[DIRECTIVE] Return the full listing exactly as it is written.

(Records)

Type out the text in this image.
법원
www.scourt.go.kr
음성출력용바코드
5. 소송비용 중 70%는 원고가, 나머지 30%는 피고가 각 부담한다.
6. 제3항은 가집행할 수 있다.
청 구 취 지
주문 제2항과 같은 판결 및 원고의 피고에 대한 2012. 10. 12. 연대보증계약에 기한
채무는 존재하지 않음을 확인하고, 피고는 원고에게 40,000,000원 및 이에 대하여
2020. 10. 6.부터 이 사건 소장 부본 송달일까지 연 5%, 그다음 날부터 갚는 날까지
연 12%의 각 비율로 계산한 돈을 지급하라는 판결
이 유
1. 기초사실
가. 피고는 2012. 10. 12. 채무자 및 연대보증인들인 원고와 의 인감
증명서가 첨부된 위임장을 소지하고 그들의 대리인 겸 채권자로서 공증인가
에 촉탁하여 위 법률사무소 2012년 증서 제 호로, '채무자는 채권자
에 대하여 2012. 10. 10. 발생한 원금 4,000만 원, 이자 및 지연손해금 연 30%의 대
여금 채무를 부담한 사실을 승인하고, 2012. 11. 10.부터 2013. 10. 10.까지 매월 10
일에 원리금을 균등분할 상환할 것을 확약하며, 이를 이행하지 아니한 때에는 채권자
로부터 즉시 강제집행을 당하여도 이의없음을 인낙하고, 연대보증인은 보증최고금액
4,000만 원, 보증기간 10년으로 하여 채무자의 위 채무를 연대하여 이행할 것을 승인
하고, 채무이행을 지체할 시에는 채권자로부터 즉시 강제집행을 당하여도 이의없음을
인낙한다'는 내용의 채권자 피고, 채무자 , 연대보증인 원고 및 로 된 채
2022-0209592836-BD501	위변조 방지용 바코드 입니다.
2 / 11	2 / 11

[EXERCISE ANSWER]
Type out the text in this image.
법원
www.scourt.go.kr
음성출력용바코드
5. 소송비용 중 70%는 원고가, 나머지 30%는 피고가 각 부담한다.
6. 제3항은 가집행할 수 있다.
청 구 취 지
주문 제2항과 같은 판결 및 원고의 피고에 대한 2012. 10. 12. 연대보증계약에 기한
채무는 존재하지 않음을 확인하고, 피고는 원고에게 40,000,000원 및 이에 대하여
2020. 10. 6.부터 이 사건 소장 부본 송달일까지 연 5%, 그다음 날부터 갚는 날까지
연 12%의 각 비율로 계산한 돈을 지급하라는 판결
이 유
1. 기초사실
가. 피고는 2012. 10. 12. 채무자 및 연대보증인들인 원고와 의 인감
증명서가 첨부된 위임장을 소지하고 그들의 대리인 겸 채권자로서 공증인가
에 촉탁하여 위 법률사무소 2012년 증서 제 호로, '채무자는 채권자
에 대하여 2012. 10. 10. 발생한 원금 4,000만 원, 이자 및 지연손해금 연 30%의 대
여금 채무를 부담한 사실을 승인하고, 2012. 11. 10.부터 2013. 10. 10.까지 매월 10
일에 원리금을 균등분할 상환할 것을 확약하며, 이를 이행하지 아니한 때에는 채권자
로부터 즉시 강제집행을 당하여도 이의없음을 인낙하고, 연대보증인은 보증최고금액
4,000만 원, 보증기간 10년으로 하여 채무자의 위 채무를 연대하여 이행할 것을 승인
하고, 채무이행을 지체할 시에는 채권자로부터 즉시 강제집행을 당하여도 이의없음을
인낙한다'는 내용의 채권자 피고, 채무자 , 연대보증인 원고 및 로 된 채
2022-0209592836-BD501	위변조 방지용 바코드 입니다.
2 / 11	2 / 11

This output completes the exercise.